Records from a dataset:
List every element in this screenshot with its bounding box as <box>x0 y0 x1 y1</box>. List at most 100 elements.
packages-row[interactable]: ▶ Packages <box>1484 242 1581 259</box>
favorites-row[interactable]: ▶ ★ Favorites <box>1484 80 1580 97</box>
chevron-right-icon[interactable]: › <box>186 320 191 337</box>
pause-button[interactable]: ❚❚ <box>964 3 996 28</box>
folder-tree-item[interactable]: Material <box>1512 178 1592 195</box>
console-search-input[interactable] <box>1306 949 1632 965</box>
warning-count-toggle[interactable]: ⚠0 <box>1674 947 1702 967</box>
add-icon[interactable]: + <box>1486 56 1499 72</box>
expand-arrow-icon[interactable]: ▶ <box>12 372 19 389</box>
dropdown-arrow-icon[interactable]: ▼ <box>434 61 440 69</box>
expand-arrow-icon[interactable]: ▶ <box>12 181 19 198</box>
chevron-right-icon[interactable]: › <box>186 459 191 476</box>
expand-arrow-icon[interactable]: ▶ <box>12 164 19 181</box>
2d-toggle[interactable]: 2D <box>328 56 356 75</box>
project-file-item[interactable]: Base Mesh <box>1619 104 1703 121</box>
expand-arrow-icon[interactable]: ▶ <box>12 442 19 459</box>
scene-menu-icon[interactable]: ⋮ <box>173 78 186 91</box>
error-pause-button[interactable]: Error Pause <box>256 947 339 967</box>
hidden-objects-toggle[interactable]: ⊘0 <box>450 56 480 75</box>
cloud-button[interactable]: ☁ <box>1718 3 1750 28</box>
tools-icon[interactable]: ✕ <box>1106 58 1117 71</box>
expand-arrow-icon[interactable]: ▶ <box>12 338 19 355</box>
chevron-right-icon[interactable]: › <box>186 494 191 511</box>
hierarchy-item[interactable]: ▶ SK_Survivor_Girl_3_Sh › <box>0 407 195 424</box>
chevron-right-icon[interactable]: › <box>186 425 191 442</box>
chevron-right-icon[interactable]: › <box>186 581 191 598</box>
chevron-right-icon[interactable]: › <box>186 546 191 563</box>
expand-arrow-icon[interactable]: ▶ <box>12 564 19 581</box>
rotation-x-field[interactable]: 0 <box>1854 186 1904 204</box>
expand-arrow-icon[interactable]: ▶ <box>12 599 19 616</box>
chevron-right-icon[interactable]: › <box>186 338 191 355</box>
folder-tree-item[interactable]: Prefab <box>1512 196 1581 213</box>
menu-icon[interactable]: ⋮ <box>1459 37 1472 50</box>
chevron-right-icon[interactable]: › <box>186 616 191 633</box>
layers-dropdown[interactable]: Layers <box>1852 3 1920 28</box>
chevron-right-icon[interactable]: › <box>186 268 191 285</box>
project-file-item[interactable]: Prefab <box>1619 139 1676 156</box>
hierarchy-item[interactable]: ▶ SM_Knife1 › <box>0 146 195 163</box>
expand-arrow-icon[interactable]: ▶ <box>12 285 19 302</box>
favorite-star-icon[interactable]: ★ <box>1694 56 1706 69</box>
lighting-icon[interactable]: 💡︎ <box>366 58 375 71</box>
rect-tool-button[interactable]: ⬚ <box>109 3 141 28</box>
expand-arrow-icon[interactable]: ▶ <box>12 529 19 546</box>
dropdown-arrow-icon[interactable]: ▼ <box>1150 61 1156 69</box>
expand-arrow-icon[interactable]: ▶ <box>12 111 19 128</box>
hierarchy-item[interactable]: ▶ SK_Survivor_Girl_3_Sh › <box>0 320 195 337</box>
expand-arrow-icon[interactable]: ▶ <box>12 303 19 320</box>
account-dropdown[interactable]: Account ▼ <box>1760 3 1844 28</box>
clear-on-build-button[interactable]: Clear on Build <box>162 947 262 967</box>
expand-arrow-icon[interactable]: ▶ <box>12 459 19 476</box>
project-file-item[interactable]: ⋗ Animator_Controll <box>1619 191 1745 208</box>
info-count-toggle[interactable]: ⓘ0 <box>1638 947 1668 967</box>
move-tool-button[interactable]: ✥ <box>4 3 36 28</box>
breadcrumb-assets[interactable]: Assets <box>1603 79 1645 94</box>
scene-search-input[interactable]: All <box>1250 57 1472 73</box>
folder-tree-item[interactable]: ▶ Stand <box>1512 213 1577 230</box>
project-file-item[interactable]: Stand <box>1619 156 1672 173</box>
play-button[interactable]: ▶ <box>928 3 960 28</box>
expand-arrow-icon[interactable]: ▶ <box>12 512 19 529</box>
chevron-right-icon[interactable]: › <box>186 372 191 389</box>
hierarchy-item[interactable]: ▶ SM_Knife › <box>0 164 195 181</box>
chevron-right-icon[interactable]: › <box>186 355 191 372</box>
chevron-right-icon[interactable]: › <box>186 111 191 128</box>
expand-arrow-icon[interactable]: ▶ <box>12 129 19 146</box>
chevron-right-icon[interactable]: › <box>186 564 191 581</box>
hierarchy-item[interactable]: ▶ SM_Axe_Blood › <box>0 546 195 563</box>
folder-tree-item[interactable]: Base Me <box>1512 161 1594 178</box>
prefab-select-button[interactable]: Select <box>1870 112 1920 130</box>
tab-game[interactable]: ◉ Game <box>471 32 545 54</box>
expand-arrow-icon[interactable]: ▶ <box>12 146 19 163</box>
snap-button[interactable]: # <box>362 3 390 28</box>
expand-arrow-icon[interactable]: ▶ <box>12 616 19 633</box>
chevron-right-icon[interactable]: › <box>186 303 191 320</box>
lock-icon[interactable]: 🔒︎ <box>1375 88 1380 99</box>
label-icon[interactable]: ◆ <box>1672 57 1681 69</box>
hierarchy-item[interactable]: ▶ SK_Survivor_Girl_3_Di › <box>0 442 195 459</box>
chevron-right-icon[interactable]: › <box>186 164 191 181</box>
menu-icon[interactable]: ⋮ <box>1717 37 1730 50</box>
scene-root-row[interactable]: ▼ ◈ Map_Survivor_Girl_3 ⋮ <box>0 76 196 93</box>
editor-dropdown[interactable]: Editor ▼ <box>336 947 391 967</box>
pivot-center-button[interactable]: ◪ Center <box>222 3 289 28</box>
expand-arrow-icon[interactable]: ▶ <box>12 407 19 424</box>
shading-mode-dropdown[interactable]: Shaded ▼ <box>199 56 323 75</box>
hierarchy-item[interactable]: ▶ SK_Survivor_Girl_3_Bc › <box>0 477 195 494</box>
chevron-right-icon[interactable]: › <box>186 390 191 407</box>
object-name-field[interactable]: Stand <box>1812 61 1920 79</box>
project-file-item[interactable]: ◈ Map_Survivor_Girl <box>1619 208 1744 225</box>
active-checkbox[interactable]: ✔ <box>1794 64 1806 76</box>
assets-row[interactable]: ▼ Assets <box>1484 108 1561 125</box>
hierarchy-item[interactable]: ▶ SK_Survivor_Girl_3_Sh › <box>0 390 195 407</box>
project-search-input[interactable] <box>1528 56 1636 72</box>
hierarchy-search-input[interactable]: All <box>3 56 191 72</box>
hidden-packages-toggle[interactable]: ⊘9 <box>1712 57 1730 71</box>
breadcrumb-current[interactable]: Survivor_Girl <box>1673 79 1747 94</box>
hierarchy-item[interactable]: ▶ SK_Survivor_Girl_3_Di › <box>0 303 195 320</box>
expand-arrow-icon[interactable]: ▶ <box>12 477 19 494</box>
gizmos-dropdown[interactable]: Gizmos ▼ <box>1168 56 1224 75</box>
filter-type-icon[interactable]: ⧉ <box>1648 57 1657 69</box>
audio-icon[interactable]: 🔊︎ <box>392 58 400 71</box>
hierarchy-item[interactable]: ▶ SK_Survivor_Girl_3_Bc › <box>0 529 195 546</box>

# Work to do
Reproduce the records above line for line, without any changes.

# Completed task
List every element in this screenshot with its bounding box as <box>x0 y0 x1 y1</box>. List at most 100 elements.
packages-row[interactable]: ▶ Packages <box>1484 242 1581 259</box>
favorites-row[interactable]: ▶ ★ Favorites <box>1484 80 1580 97</box>
chevron-right-icon[interactable]: › <box>186 320 191 337</box>
pause-button[interactable]: ❚❚ <box>964 3 996 28</box>
folder-tree-item[interactable]: Material <box>1512 178 1592 195</box>
console-search-input[interactable] <box>1306 949 1632 965</box>
warning-count-toggle[interactable]: ⚠0 <box>1674 947 1702 967</box>
add-icon[interactable]: + <box>1486 56 1499 72</box>
expand-arrow-icon[interactable]: ▶ <box>12 372 19 389</box>
dropdown-arrow-icon[interactable]: ▼ <box>434 61 440 69</box>
expand-arrow-icon[interactable]: ▶ <box>12 181 19 198</box>
chevron-right-icon[interactable]: › <box>186 459 191 476</box>
expand-arrow-icon[interactable]: ▶ <box>12 164 19 181</box>
2d-toggle[interactable]: 2D <box>328 56 356 75</box>
project-file-item[interactable]: Base Mesh <box>1619 104 1703 121</box>
expand-arrow-icon[interactable]: ▶ <box>12 442 19 459</box>
scene-menu-icon[interactable]: ⋮ <box>173 78 186 91</box>
error-pause-button[interactable]: Error Pause <box>256 947 339 967</box>
hidden-objects-toggle[interactable]: ⊘0 <box>450 56 480 75</box>
cloud-button[interactable]: ☁ <box>1718 3 1750 28</box>
tools-icon[interactable]: ✕ <box>1106 58 1117 71</box>
expand-arrow-icon[interactable]: ▶ <box>12 338 19 355</box>
chevron-right-icon[interactable]: › <box>186 494 191 511</box>
hierarchy-item[interactable]: ▶ SK_Survivor_Girl_3_Sh › <box>0 407 195 424</box>
chevron-right-icon[interactable]: › <box>186 425 191 442</box>
chevron-right-icon[interactable]: › <box>186 581 191 598</box>
chevron-right-icon[interactable]: › <box>186 546 191 563</box>
expand-arrow-icon[interactable]: ▶ <box>12 564 19 581</box>
rotation-x-field[interactable]: 0 <box>1854 186 1904 204</box>
expand-arrow-icon[interactable]: ▶ <box>12 599 19 616</box>
chevron-right-icon[interactable]: › <box>186 338 191 355</box>
folder-tree-item[interactable]: Prefab <box>1512 196 1581 213</box>
menu-icon[interactable]: ⋮ <box>1459 37 1472 50</box>
chevron-right-icon[interactable]: › <box>186 616 191 633</box>
layers-dropdown[interactable]: Layers <box>1852 3 1920 28</box>
chevron-right-icon[interactable]: › <box>186 268 191 285</box>
project-file-item[interactable]: Prefab <box>1619 139 1676 156</box>
hierarchy-item[interactable]: ▶ SM_Knife1 › <box>0 146 195 163</box>
expand-arrow-icon[interactable]: ▶ <box>12 285 19 302</box>
favorite-star-icon[interactable]: ★ <box>1694 56 1706 69</box>
lighting-icon[interactable]: 💡︎ <box>366 58 375 71</box>
rect-tool-button[interactable]: ⬚ <box>109 3 141 28</box>
expand-arrow-icon[interactable]: ▶ <box>12 529 19 546</box>
dropdown-arrow-icon[interactable]: ▼ <box>1150 61 1156 69</box>
expand-arrow-icon[interactable]: ▶ <box>12 111 19 128</box>
hierarchy-item[interactable]: ▶ SK_Survivor_Girl_3_Sh › <box>0 320 195 337</box>
expand-arrow-icon[interactable]: ▶ <box>12 303 19 320</box>
account-dropdown[interactable]: Account ▼ <box>1760 3 1844 28</box>
clear-on-build-button[interactable]: Clear on Build <box>162 947 262 967</box>
expand-arrow-icon[interactable]: ▶ <box>12 459 19 476</box>
project-file-item[interactable]: ⋗ Animator_Controll <box>1619 191 1745 208</box>
info-count-toggle[interactable]: ⓘ0 <box>1638 947 1668 967</box>
move-tool-button[interactable]: ✥ <box>4 3 36 28</box>
breadcrumb-assets[interactable]: Assets <box>1603 79 1645 94</box>
scene-search-input[interactable]: All <box>1250 57 1472 73</box>
folder-tree-item[interactable]: ▶ Stand <box>1512 213 1577 230</box>
project-file-item[interactable]: Stand <box>1619 156 1672 173</box>
play-button[interactable]: ▶ <box>928 3 960 28</box>
expand-arrow-icon[interactable]: ▶ <box>12 512 19 529</box>
chevron-right-icon[interactable]: › <box>186 372 191 389</box>
hierarchy-item[interactable]: ▶ SM_Knife › <box>0 164 195 181</box>
chevron-right-icon[interactable]: › <box>186 355 191 372</box>
chevron-right-icon[interactable]: › <box>186 111 191 128</box>
expand-arrow-icon[interactable]: ▶ <box>12 129 19 146</box>
chevron-right-icon[interactable]: › <box>186 564 191 581</box>
hierarchy-item[interactable]: ▶ SM_Axe_Blood › <box>0 546 195 563</box>
folder-tree-item[interactable]: Base Me <box>1512 161 1594 178</box>
prefab-select-button[interactable]: Select <box>1870 112 1920 130</box>
tab-game[interactable]: ◉ Game <box>471 32 545 54</box>
expand-arrow-icon[interactable]: ▶ <box>12 146 19 163</box>
snap-button[interactable]: # <box>362 3 390 28</box>
expand-arrow-icon[interactable]: ▶ <box>12 616 19 633</box>
chevron-right-icon[interactable]: › <box>186 303 191 320</box>
lock-icon[interactable]: 🔒︎ <box>1375 88 1380 99</box>
label-icon[interactable]: ◆ <box>1672 57 1681 69</box>
hierarchy-item[interactable]: ▶ SK_Survivor_Girl_3_Di › <box>0 442 195 459</box>
chevron-right-icon[interactable]: › <box>186 164 191 181</box>
menu-icon[interactable]: ⋮ <box>1717 37 1730 50</box>
scene-root-row[interactable]: ▼ ◈ Map_Survivor_Girl_3 ⋮ <box>0 76 196 93</box>
editor-dropdown[interactable]: Editor ▼ <box>336 947 391 967</box>
pivot-center-button[interactable]: ◪ Center <box>222 3 289 28</box>
expand-arrow-icon[interactable]: ▶ <box>12 407 19 424</box>
shading-mode-dropdown[interactable]: Shaded ▼ <box>199 56 323 75</box>
hierarchy-item[interactable]: ▶ SK_Survivor_Girl_3_Bc › <box>0 477 195 494</box>
chevron-right-icon[interactable]: › <box>186 390 191 407</box>
object-name-field[interactable]: Stand <box>1812 61 1920 79</box>
project-file-item[interactable]: ◈ Map_Survivor_Girl <box>1619 208 1744 225</box>
active-checkbox[interactable]: ✔ <box>1794 64 1806 76</box>
assets-row[interactable]: ▼ Assets <box>1484 108 1561 125</box>
hierarchy-item[interactable]: ▶ SK_Survivor_Girl_3_Sh › <box>0 390 195 407</box>
project-search-input[interactable] <box>1528 56 1636 72</box>
hierarchy-search-input[interactable]: All <box>3 56 191 72</box>
hidden-packages-toggle[interactable]: ⊘9 <box>1712 57 1730 71</box>
breadcrumb-current[interactable]: Survivor_Girl <box>1673 79 1747 94</box>
hierarchy-item[interactable]: ▶ SK_Survivor_Girl_3_Di › <box>0 303 195 320</box>
expand-arrow-icon[interactable]: ▶ <box>12 477 19 494</box>
gizmos-dropdown[interactable]: Gizmos ▼ <box>1168 56 1224 75</box>
filter-type-icon[interactable]: ⧉ <box>1648 57 1657 69</box>
audio-icon[interactable]: 🔊︎ <box>392 58 400 71</box>
hierarchy-item[interactable]: ▶ SK_Survivor_Girl_3_Bc › <box>0 529 195 546</box>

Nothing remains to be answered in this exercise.